> [Exercise requirements] Show every line in the records below that contains the word "name".

Figure content listings
⁂
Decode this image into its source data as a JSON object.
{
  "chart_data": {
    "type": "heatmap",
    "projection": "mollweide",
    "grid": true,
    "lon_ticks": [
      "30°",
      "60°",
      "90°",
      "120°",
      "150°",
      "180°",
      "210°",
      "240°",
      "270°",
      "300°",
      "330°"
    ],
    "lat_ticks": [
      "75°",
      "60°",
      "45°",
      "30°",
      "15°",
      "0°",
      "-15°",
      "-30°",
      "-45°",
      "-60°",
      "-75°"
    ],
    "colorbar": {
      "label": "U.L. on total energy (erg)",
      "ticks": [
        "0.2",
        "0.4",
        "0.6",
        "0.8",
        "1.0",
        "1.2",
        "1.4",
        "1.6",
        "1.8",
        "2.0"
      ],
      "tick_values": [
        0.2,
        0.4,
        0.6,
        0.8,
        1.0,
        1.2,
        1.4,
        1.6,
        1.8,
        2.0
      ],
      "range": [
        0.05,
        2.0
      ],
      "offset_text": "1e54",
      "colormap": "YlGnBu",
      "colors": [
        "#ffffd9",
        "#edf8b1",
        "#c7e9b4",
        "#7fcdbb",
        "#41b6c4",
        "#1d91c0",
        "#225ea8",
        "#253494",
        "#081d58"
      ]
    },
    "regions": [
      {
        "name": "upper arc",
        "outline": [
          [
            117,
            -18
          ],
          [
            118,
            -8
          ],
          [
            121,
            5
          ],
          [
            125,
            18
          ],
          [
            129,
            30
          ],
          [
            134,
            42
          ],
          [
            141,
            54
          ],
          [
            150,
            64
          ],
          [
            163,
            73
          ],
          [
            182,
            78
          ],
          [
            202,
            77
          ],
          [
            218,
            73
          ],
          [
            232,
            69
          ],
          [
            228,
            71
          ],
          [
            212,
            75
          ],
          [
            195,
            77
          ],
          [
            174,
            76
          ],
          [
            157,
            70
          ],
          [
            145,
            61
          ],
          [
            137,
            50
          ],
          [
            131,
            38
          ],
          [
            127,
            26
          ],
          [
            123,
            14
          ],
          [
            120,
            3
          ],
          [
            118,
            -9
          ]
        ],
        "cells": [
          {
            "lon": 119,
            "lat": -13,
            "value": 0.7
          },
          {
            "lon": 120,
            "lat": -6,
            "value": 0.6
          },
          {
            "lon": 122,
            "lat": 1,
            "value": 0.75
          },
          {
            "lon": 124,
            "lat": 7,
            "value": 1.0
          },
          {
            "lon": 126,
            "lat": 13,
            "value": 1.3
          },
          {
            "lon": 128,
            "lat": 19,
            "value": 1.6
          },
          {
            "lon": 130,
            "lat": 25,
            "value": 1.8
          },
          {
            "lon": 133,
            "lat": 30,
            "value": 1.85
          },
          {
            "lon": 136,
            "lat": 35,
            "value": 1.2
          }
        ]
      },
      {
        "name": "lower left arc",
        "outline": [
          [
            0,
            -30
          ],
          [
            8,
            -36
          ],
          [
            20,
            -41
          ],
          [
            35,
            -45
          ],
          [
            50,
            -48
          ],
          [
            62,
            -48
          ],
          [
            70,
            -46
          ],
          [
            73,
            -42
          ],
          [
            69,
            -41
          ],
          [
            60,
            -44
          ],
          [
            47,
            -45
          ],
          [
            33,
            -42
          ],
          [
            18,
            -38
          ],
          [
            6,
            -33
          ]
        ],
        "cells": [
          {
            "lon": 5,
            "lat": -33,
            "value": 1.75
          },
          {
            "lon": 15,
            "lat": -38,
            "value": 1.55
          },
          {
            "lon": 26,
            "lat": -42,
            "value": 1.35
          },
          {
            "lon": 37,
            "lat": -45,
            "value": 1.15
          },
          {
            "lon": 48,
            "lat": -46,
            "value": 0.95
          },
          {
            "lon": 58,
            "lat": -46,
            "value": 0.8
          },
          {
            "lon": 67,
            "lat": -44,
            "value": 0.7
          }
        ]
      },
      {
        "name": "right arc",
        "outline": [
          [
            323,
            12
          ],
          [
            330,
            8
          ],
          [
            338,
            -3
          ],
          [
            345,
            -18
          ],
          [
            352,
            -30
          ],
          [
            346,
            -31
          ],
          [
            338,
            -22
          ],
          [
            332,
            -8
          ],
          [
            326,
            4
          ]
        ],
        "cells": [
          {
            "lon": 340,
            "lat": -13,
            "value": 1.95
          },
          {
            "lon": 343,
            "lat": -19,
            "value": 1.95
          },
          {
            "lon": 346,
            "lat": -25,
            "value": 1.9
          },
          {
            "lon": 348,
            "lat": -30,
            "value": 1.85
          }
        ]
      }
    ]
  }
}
⁂
> [Solution to the exercise]
        "name": "upper arc",
        "name": "lower left arc",
        "name": "right arc",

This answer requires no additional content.